◆ **Data section**
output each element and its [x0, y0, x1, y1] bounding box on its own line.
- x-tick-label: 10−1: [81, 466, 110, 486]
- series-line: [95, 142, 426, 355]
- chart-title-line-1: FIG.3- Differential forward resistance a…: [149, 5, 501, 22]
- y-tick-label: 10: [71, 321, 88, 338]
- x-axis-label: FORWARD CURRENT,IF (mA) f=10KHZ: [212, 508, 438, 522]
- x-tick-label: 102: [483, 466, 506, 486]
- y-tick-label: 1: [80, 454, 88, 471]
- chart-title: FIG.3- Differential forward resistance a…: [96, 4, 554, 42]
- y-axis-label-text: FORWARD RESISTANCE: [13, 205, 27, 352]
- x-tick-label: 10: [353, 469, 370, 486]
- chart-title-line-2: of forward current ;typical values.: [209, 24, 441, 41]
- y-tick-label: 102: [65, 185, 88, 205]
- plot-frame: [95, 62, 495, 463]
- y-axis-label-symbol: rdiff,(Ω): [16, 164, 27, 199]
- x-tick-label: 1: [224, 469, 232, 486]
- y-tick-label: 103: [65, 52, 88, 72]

◆ **Directions**
Reproduce each item above line by line, keeping every character unchanged.

◆ **Answer in full**
output each element and its [x0, y0, x1, y1] bounding box on its own line.
- x-tick-label: 10−1: [81, 466, 110, 486]
- series-line: [95, 142, 426, 355]
- chart-title-line-1: FIG.3- Differential forward resistance a…: [149, 5, 501, 22]
- y-tick-label: 10: [71, 321, 88, 338]
- x-axis-label: FORWARD CURRENT,IF (mA) f=10KHZ: [212, 508, 438, 522]
- x-tick-label: 102: [483, 466, 506, 486]
- y-tick-label: 1: [80, 454, 88, 471]
- chart-title: FIG.3- Differential forward resistance a…: [96, 4, 554, 42]
- y-axis-label-text: FORWARD RESISTANCE: [13, 205, 27, 352]
- x-tick-label: 10: [353, 469, 370, 486]
- chart-title-line-2: of forward current ;typical values.: [209, 24, 441, 41]
- y-tick-label: 102: [65, 185, 88, 205]
- plot-frame: [95, 62, 495, 463]
- y-axis-label-symbol: rdiff,(Ω): [16, 164, 27, 199]
- x-tick-label: 1: [224, 469, 232, 486]
- y-tick-label: 103: [65, 52, 88, 72]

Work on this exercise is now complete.